═════ Task inputs
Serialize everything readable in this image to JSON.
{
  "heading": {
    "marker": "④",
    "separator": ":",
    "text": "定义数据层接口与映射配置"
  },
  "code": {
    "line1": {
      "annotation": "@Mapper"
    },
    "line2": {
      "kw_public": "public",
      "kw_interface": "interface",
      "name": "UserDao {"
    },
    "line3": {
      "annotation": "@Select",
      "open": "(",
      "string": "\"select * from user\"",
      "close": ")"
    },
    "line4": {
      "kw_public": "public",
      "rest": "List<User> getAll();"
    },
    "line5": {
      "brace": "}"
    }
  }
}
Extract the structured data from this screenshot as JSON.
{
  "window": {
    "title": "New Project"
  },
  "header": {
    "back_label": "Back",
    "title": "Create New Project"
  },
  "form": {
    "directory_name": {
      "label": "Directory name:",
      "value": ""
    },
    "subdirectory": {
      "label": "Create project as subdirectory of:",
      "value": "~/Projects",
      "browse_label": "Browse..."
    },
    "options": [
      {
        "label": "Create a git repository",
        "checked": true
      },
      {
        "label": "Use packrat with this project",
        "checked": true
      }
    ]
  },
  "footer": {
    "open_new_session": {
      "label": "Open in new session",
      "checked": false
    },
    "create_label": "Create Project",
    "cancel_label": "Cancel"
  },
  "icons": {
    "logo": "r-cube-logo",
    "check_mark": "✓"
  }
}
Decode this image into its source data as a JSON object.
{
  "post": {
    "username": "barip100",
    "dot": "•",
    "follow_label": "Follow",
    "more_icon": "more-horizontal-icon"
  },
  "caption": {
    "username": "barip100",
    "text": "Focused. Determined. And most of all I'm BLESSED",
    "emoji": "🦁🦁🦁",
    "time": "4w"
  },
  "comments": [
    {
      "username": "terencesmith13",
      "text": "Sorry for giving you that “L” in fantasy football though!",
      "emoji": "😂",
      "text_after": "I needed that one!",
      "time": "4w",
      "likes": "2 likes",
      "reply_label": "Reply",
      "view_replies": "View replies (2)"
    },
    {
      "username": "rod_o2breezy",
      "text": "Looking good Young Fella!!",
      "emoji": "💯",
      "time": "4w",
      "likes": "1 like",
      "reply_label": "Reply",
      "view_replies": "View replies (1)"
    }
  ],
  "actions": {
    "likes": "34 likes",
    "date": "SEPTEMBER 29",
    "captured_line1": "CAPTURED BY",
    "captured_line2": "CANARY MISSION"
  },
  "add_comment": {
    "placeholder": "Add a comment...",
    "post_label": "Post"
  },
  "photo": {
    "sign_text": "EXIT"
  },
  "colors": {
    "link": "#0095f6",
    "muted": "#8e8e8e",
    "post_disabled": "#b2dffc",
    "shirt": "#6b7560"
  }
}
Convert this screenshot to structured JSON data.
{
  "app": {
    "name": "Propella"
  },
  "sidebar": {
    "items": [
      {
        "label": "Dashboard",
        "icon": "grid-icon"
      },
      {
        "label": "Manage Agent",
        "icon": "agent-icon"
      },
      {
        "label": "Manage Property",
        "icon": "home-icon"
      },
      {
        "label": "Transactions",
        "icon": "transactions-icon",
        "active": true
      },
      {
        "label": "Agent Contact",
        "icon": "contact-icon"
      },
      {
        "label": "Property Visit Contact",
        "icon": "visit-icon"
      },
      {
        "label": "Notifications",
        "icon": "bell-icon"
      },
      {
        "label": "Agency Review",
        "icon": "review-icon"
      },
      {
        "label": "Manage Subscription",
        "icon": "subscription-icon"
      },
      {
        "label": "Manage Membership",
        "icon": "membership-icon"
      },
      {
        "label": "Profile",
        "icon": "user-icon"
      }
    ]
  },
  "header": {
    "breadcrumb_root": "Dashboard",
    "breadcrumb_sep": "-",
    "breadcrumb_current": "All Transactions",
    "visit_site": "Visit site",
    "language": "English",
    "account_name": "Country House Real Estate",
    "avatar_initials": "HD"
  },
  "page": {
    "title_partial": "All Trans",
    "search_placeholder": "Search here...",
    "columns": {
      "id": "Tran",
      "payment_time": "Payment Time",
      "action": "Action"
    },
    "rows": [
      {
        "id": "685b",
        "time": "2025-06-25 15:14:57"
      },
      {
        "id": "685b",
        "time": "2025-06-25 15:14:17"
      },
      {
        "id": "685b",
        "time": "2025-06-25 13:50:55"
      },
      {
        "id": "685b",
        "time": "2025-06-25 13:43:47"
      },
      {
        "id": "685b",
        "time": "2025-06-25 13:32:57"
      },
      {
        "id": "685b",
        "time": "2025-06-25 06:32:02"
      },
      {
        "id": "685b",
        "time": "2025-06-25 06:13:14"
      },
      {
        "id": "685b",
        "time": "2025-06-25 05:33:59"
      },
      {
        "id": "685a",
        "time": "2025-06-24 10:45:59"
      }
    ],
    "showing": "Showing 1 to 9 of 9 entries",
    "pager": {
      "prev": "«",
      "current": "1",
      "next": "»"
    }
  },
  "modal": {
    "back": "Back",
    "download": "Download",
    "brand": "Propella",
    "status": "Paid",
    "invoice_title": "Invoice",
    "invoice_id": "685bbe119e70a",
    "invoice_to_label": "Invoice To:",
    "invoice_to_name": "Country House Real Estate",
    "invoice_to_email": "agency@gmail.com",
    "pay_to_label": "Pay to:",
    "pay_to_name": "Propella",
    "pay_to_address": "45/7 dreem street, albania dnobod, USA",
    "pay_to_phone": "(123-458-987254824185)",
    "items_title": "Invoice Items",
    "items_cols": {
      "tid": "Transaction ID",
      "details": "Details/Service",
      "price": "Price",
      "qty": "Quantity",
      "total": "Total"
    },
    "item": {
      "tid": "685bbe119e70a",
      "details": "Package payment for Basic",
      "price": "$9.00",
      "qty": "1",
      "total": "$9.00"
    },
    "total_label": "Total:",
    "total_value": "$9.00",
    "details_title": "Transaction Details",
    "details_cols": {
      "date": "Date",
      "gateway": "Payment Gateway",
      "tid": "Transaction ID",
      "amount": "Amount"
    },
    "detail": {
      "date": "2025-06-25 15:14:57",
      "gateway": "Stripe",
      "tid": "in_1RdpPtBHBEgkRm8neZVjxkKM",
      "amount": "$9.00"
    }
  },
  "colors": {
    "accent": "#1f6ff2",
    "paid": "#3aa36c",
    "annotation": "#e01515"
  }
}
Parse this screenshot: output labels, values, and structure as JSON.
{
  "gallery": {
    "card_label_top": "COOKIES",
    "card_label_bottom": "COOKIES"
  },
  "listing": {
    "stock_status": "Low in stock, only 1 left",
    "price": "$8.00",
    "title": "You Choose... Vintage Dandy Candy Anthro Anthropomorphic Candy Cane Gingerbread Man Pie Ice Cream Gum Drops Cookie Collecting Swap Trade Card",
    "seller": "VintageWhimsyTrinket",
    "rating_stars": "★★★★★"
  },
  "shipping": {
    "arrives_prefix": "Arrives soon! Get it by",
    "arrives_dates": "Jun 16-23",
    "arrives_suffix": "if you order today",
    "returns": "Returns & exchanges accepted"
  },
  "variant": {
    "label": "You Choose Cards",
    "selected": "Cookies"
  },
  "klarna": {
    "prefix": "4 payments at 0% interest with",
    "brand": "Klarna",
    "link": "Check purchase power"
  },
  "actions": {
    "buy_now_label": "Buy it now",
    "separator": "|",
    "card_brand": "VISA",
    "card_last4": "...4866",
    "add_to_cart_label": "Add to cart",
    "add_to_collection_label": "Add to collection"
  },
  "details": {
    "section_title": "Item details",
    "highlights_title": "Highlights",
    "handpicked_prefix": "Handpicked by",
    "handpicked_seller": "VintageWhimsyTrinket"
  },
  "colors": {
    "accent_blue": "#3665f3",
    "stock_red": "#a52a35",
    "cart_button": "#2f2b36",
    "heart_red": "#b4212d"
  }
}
══════════
• _Task instructions_:
Give the entries again in full, exactly as they are written.

• _Reply to the exercise_:
Serialize everything readable in this image to JSON.
{
  "heading": {
    "marker": "④",
    "separator": ":",
    "text": "定义数据层接口与映射配置"
  },
  "code": {
    "line1": {
      "annotation": "@Mapper"
    },
    "line2": {
      "kw_public": "public",
      "kw_interface": "interface",
      "name": "UserDao {"
    },
    "line3": {
      "annotation": "@Select",
      "open": "(",
      "string": "\"select * from user\"",
      "close": ")"
    },
    "line4": {
      "kw_public": "public",
      "rest": "List<User> getAll();"
    },
    "line5": {
      "brace": "}"
    }
  }
}
Extract the structured data from this screenshot as JSON.
{
  "window": {
    "title": "New Project"
  },
  "header": {
    "back_label": "Back",
    "title": "Create New Project"
  },
  "form": {
    "directory_name": {
      "label": "Directory name:",
      "value": ""
    },
    "subdirectory": {
      "label": "Create project as subdirectory of:",
      "value": "~/Projects",
      "browse_label": "Browse..."
    },
    "options": [
      {
        "label": "Create a git repository",
        "checked": true
      },
      {
        "label": "Use packrat with this project",
        "checked": true
      }
    ]
  },
  "footer": {
    "open_new_session": {
      "label": "Open in new session",
      "checked": false
    },
    "create_label": "Create Project",
    "cancel_label": "Cancel"
  },
  "icons": {
    "logo": "r-cube-logo",
    "check_mark": "✓"
  }
}
Decode this image into its source data as a JSON object.
{
  "post": {
    "username": "barip100",
    "dot": "•",
    "follow_label": "Follow",
    "more_icon": "more-horizontal-icon"
  },
  "caption": {
    "username": "barip100",
    "text": "Focused. Determined. And most of all I'm BLESSED",
    "emoji": "🦁🦁🦁",
    "time": "4w"
  },
  "comments": [
    {
      "username": "terencesmith13",
      "text": "Sorry for giving you that “L” in fantasy football though!",
      "emoji": "😂",
      "text_after": "I needed that one!",
      "time": "4w",
      "likes": "2 likes",
      "reply_label": "Reply",
      "view_replies": "View replies (2)"
    },
    {
      "username": "rod_o2breezy",
      "text": "Looking good Young Fella!!",
      "emoji": "💯",
      "time": "4w",
      "likes": "1 like",
      "reply_label": "Reply",
      "view_replies": "View replies (1)"
    }
  ],
  "actions": {
    "likes": "34 likes",
    "date": "SEPTEMBER 29",
    "captured_line1": "CAPTURED BY",
    "captured_line2": "CANARY MISSION"
  },
  "add_comment": {
    "placeholder": "Add a comment...",
    "post_label": "Post"
  },
  "photo": {
    "sign_text": "EXIT"
  },
  "colors": {
    "link": "#0095f6",
    "muted": "#8e8e8e",
    "post_disabled": "#b2dffc",
    "shirt": "#6b7560"
  }
}
Convert this screenshot to structured JSON data.
{
  "app": {
    "name": "Propella"
  },
  "sidebar": {
    "items": [
      {
        "label": "Dashboard",
        "icon": "grid-icon"
      },
      {
        "label": "Manage Agent",
        "icon": "agent-icon"
      },
      {
        "label": "Manage Property",
        "icon": "home-icon"
      },
      {
        "label": "Transactions",
        "icon": "transactions-icon",
        "active": true
      },
      {
        "label": "Agent Contact",
        "icon": "contact-icon"
      },
      {
        "label": "Property Visit Contact",
        "icon": "visit-icon"
      },
      {
        "label": "Notifications",
        "icon": "bell-icon"
      },
      {
        "label": "Agency Review",
        "icon": "review-icon"
      },
      {
        "label": "Manage Subscription",
        "icon": "subscription-icon"
      },
      {
        "label": "Manage Membership",
        "icon": "membership-icon"
      },
      {
        "label": "Profile",
        "icon": "user-icon"
      }
    ]
  },
  "header": {
    "breadcrumb_root": "Dashboard",
    "breadcrumb_sep": "-",
    "breadcrumb_current": "All Transactions",
    "visit_site": "Visit site",
    "language": "English",
    "account_name": "Country House Real Estate",
    "avatar_initials": "HD"
  },
  "page": {
    "title_partial": "All Trans",
    "search_placeholder": "Search here...",
    "columns": {
      "id": "Tran",
      "payment_time": "Payment Time",
      "action": "Action"
    },
    "rows": [
      {
        "id": "685b",
        "time": "2025-06-25 15:14:57"
      },
      {
        "id": "685b",
        "time": "2025-06-25 15:14:17"
      },
      {
        "id": "685b",
        "time": "2025-06-25 13:50:55"
      },
      {
        "id": "685b",
        "time": "2025-06-25 13:43:47"
      },
      {
        "id": "685b",
        "time": "2025-06-25 13:32:57"
      },
      {
        "id": "685b",
        "time": "2025-06-25 06:32:02"
      },
      {
        "id": "685b",
        "time": "2025-06-25 06:13:14"
      },
      {
        "id": "685b",
        "time": "2025-06-25 05:33:59"
      },
      {
        "id": "685a",
        "time": "2025-06-24 10:45:59"
      }
    ],
    "showing": "Showing 1 to 9 of 9 entries",
    "pager": {
      "prev": "«",
      "current": "1",
      "next": "»"
    }
  },
  "modal": {
    "back": "Back",
    "download": "Download",
    "brand": "Propella",
    "status": "Paid",
    "invoice_title": "Invoice",
    "invoice_id": "685bbe119e70a",
    "invoice_to_label": "Invoice To:",
    "invoice_to_name": "Country House Real Estate",
    "invoice_to_email": "agency@gmail.com",
    "pay_to_label": "Pay to:",
    "pay_to_name": "Propella",
    "pay_to_address": "45/7 dreem street, albania dnobod, USA",
    "pay_to_phone": "(123-458-987254824185)",
    "items_title": "Invoice Items",
    "items_cols": {
      "tid": "Transaction ID",
      "details": "Details/Service",
      "price": "Price",
      "qty": "Quantity",
      "total": "Total"
    },
    "item": {
      "tid": "685bbe119e70a",
      "details": "Package payment for Basic",
      "price": "$9.00",
      "qty": "1",
      "total": "$9.00"
    },
    "total_label": "Total:",
    "total_value": "$9.00",
    "details_title": "Transaction Details",
    "details_cols": {
      "date": "Date",
      "gateway": "Payment Gateway",
      "tid": "Transaction ID",
      "amount": "Amount"
    },
    "detail": {
      "date": "2025-06-25 15:14:57",
      "gateway": "Stripe",
      "tid": "in_1RdpPtBHBEgkRm8neZVjxkKM",
      "amount": "$9.00"
    }
  },
  "colors": {
    "accent": "#1f6ff2",
    "paid": "#3aa36c",
    "annotation": "#e01515"
  }
}
Parse this screenshot: output labels, values, and structure as JSON.
{
  "gallery": {
    "card_label_top": "COOKIES",
    "card_label_bottom": "COOKIES"
  },
  "listing": {
    "stock_status": "Low in stock, only 1 left",
    "price": "$8.00",
    "title": "You Choose... Vintage Dandy Candy Anthro Anthropomorphic Candy Cane Gingerbread Man Pie Ice Cream Gum Drops Cookie Collecting Swap Trade Card",
    "seller": "VintageWhimsyTrinket",
    "rating_stars": "★★★★★"
  },
  "shipping": {
    "arrives_prefix": "Arrives soon! Get it by",
    "arrives_dates": "Jun 16-23",
    "arrives_suffix": "if you order today",
    "returns": "Returns & exchanges accepted"
  },
  "variant": {
    "label": "You Choose Cards",
    "selected": "Cookies"
  },
  "klarna": {
    "prefix": "4 payments at 0% interest with",
    "brand": "Klarna",
    "link": "Check purchase power"
  },
  "actions": {
    "buy_now_label": "Buy it now",
    "separator": "|",
    "card_brand": "VISA",
    "card_last4": "...4866",
    "add_to_cart_label": "Add to cart",
    "add_to_collection_label": "Add to collection"
  },
  "details": {
    "section_title": "Item details",
    "highlights_title": "Highlights",
    "handpicked_prefix": "Handpicked by",
    "handpicked_seller": "VintageWhimsyTrinket"
  },
  "colors": {
    "accent_blue": "#3665f3",
    "stock_red": "#a52a35",
    "cart_button": "#2f2b36",
    "heart_red": "#b4212d"
  }
}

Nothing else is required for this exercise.